为什么会出现这样的结果呢?事实研究表明,这一结果是符合当前中国PE支持企业的实际情况的。
首先,PE支持企业的股权激励方式单一,不利用调动企业高管的积极性。通常采用直接赠与企业高管普通股票或由高管以较低价格购买企业普通股票等方式。这在技术层面上并没有将激励性的股票与公司未来经营业绩挂钩,因此无论获得股票的高管们是否努力,他们都能得到公司股票上市带来的巨额收益,根本起不到激励作用。与中国不同,国际上对PE支持企业管理层的激励措施主要为可转换证券和股票期权,VC基金还使用了分阶段投资的约束方式。这些方式较好地解决了股东与PE支持企业管理层之间的委托代理问题,最大程度地保证了双方利益的一致性,从而获得了较好的激励效果。可见,仅仅使用普通股激励的单一方式,导致了企业绩效与PE支持企业管理层股权激励的无关性。
□ □ □
任务清单 ▸
1 > 依据关于PE支持企业股权激励的正文段落，判断以下说法是否符合原文，逐一回答“是”或“否”，并引用原文中起决定作用的字句：(a) 国际上对PE支持企业管理层的激励措施主要为可转换证券和股票期权；(b) 中国PE支持企业通常将激励性股票与公司未来经营业绩挂钩；(c) VC基金使用了分阶段投资的约束方式。
2 > 接着关于PE支持企业股权激励的正文段落往下写，从其最后一句之后续写。
□ □ □
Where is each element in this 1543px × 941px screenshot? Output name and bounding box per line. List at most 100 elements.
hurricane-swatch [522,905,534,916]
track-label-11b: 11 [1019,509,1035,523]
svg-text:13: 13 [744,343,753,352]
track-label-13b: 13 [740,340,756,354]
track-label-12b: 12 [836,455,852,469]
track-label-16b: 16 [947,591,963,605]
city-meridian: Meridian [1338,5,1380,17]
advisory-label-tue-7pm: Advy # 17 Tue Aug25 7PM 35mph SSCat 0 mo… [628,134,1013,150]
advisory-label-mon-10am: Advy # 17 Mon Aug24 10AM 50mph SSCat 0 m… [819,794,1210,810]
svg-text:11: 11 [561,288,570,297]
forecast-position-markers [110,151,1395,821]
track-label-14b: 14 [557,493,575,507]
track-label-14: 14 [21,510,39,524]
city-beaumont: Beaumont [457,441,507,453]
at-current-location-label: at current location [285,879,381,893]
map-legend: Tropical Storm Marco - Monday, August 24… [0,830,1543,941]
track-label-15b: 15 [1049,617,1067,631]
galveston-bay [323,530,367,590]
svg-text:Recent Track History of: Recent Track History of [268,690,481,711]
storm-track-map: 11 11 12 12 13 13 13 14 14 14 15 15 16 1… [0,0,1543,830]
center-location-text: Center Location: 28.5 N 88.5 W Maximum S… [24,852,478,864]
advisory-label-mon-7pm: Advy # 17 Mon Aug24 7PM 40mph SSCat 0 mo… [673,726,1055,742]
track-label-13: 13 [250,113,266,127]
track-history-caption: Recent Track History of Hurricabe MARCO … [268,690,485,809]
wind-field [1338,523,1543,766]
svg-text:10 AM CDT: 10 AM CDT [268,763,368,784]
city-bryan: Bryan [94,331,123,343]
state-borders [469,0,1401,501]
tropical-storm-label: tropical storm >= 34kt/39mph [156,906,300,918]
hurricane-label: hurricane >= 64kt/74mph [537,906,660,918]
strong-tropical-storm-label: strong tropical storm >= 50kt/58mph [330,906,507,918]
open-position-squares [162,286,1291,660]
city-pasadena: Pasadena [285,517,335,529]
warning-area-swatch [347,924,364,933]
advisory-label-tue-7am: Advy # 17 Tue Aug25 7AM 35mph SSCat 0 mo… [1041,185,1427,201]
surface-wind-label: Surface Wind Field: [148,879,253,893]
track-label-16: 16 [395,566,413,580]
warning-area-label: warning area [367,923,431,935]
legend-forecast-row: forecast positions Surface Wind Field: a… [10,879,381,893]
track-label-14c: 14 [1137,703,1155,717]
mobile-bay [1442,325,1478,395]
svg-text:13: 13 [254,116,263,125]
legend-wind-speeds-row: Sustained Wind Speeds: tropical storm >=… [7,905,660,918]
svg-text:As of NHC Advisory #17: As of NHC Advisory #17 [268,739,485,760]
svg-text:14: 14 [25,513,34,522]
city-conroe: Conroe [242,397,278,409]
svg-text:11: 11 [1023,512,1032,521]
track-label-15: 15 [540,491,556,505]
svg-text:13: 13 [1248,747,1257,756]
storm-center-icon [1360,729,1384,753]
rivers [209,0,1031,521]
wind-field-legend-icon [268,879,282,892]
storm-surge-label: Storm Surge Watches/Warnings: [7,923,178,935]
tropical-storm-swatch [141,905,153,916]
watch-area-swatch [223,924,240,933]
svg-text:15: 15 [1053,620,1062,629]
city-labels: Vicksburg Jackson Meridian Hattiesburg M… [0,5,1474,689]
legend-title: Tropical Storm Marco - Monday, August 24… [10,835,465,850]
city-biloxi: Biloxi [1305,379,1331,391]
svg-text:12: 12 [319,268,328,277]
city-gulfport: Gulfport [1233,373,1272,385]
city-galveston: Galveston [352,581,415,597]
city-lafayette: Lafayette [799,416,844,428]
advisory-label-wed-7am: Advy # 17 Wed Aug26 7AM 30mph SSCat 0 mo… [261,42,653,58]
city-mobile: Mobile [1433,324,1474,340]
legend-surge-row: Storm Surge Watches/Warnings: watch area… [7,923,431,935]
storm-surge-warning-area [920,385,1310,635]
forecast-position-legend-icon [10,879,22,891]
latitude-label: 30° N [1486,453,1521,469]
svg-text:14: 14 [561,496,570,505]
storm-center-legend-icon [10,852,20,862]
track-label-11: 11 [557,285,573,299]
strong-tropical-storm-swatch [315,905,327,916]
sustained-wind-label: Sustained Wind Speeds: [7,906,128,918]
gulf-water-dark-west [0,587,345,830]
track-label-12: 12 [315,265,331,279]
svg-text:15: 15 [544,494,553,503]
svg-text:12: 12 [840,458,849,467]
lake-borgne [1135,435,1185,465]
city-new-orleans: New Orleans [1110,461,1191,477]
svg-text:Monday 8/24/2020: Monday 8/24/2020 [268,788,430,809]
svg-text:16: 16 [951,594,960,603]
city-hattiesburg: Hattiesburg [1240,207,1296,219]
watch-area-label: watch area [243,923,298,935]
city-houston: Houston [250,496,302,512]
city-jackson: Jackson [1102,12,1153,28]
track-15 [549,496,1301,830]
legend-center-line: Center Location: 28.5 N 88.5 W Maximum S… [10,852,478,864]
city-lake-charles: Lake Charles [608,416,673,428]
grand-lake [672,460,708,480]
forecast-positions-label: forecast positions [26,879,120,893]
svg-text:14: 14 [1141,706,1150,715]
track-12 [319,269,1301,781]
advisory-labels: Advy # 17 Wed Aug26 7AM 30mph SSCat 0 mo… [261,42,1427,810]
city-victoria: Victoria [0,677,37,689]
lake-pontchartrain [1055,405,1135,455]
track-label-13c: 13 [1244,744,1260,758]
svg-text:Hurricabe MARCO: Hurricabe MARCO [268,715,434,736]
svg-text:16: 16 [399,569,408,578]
□ □ □
逐项答案 ▸
1 >
(a) 是。“国际上对PE支持企业管理层的激励措施主要为可转换证券和股票期权”
(b) 否。“这在技术层面上并没有将激励性的股票与公司未来经营业绩挂钩”
(c) 是。“VC基金还使用了分阶段投资的约束方式”

2 >
其次,PE在其支持企业的股权激励方案上不能实施有效的作为。究其原因,主要有两点:一是“僧多粥少”,即PE投资者太多而适合PE投资的拟上市公司或优秀的目标公司又太少,恶性竞争非常严重,在股权激励制度设计方面PE没有足够的话语权;二是中国PE市场处于发展的初期阶段,专业人才缺乏,为PE支持企业提供专业服务的能力很弱。特别要指出的是,PE对其支持企业业绩的提升作用并不是靠直接的持股比例来实现的,而是通过额外的增值服务来实现的,比如优化企业治理结构和资本结构,协助企业改进管理流程,企业公共关系服务,等等。但这些增值性服务目前还无法量化,不能引入到本文的模型分析中,这是本文模型需要进一步完善的地方。总之,上述原因导致PE支持企业的经营业绩与PE直接的持股比例无关。
再次,非股权激励对中国上市公司管理层的激励效果十分明显。非股权激励包括两类:一是高管薪酬;一是高管的职务消费。一方面企业管理层非常在意自己获得的现金报酬和职位,高职位意味着拥有更大的权力,能够合法地利用企业资源进行职务消费;另一方面,高管层的薪酬和职位具有信号机制,即在经理人市场中,经理人已有的高薪酬和高职位向市场发出了强烈的信号——该经理人拥有很高的人力资本,具备很强的管理才能。因此,经理人具有强烈的动机,要求不断提高薪酬水平和管理职位,通过高薪酬和高职位提高自己的市场声誉,抬高自己的市场身价,实现自己长期收益的最大化。换言之,高薪酬和高职位对经理人的激励作用非常大,激励效果更加明显。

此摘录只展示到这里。